## Requirement
Each line containing the word "title" should be found and copied.
:::::
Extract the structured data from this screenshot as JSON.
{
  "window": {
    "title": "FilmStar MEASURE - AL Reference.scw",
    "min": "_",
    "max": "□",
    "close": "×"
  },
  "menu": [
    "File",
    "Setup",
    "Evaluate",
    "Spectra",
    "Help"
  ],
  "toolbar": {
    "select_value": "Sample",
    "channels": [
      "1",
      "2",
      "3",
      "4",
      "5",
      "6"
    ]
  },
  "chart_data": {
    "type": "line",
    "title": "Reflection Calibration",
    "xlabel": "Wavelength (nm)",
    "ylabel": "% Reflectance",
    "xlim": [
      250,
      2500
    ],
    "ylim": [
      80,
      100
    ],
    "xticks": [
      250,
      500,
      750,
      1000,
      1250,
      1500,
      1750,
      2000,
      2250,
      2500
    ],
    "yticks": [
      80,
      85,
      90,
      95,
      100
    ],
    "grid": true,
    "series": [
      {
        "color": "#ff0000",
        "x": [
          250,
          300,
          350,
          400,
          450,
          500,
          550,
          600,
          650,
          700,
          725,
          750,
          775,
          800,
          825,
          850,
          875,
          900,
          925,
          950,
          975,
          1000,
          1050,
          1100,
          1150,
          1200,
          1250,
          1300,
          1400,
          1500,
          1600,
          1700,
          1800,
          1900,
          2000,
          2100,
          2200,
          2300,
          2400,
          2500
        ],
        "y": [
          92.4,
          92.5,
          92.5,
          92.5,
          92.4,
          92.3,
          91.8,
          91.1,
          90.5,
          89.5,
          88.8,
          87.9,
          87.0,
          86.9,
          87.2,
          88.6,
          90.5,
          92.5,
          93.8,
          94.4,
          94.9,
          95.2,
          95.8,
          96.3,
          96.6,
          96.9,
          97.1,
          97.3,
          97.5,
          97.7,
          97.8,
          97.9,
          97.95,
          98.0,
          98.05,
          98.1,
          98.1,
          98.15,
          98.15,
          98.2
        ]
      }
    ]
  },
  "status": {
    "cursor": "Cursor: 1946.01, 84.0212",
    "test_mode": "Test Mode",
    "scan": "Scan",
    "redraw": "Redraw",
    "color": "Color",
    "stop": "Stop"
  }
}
:::::
## Complete response
    "title": "FilmStar MEASURE - AL Reference.scw",
    "title": "Reflection Calibration",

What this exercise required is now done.